-- START Material provided --

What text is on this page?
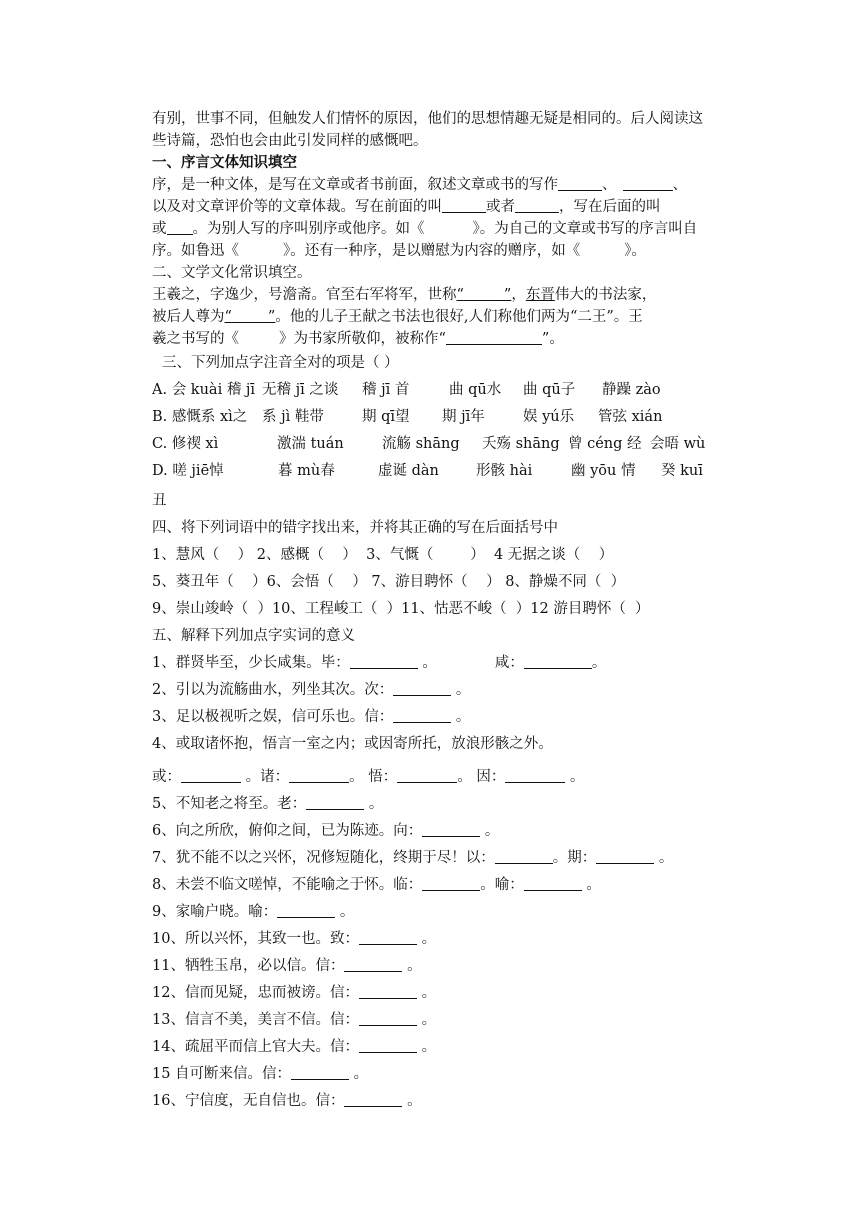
有别，世事不同，但触发人们情怀的原因，他们的思想情趣无疑是相同的。后人阅读这
些诗篇，恐怕也会由此引发同样的感慨吧。
一、序言文体知识填空
序，是一种文体，是写在文章或者书前面，叙述文章或书的写作	、	、
以及对文章评价等的文章体裁。写在前面的叫	或者	，写在后面的叫
或 。为别人写的序叫别序或他序。如《	》。为自己的文章或书写的序言叫自
序。如鲁迅《	》。还有一种序，是以赠慰为内容的赠序，如《	》。
二、文学文化常识填空。
王羲之，字逸少，号澹斋。官至右军将军，世称“	”，东晋伟大的书法家，
被后人尊为“ ”。他的儿子王献之书法也很好,人们称他们两为“二王”。王
羲之书写的《	》为书家所敬仰，被称作“	”。
三、下列加点字注音全对的项是（ ）
A. 会 kuài 稽 jī 无稽 jī 之谈 稽 jī 首	曲 qū水 曲 qū子 静躁 zào
B. 感慨系 xì之 系 jì 鞋带	期 qī望 期 jī年	娱 yú乐 管弦 xián
C. 修禊 xì	激湍 tuán	流觞 shāng 夭殇 shāng 曾 céng 经 会晤 wù
D. 嗟 jiē悼	暮 mù春	虚诞 dàn	形骸 hài	幽 yōu 情 癸 kuī
丑
四、将下列词语中的错字找出来，并将其正确的写在后面括号中
1、慧风（    ） 2、感概（    ）  3、气慨（        ）  4 无据之谈（    ）
5、葵丑年（    ）6、会悟（    ） 7、游目聘怀（    ） 8、静燥不同（  ）
9、崇山竣岭（  ）10、工程峻工（  ）11、怙恶不峻（  ）12 游目聘怀（  ）
五、解释下列加点字实词的意义
1、群贤毕至，少长咸集。毕：	。	咸：	。
2、引以为流觞曲水，列坐其次。次：	。
3、足以极视听之娱，信可乐也。信：	。
4、或取诸怀抱，悟言一室之内；或因寄所托，放浪形骸之外。
或：	。诸：	。 悟：	。 因：	。
5、不知老之将至。老：	。
6、向之所欣，俯仰之间，已为陈迹。向：	。
7、犹不能不以之兴怀，况修短随化，终期于尽！以：	。期：	。
8、未尝不临文嗟悼，不能喻之于怀。临：	。喻：	。
9、家喻户晓。喻：	。
10、所以兴怀，其致一也。致：	。
11、牺牲玉帛，必以信。信：	。
12、信而见疑，忠而被谤。信：	。
13、信言不美，美言不信。信：	。
14、疏屈平而信上官大夫。信：	。
15 自可断来信。信：	。
16、宁信度，无自信也。信：	。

-- END Material provided --

• Requirements
Copy out each line of the material that holds the word "游目聘怀".

• Result below
5、葵丑年（    ）6、会悟（    ） 7、游目聘怀（    ） 8、静燥不同（  ）
9、崇山竣岭（  ）10、工程峻工（  ）11、怙恶不峻（  ）12 游目聘怀（  ）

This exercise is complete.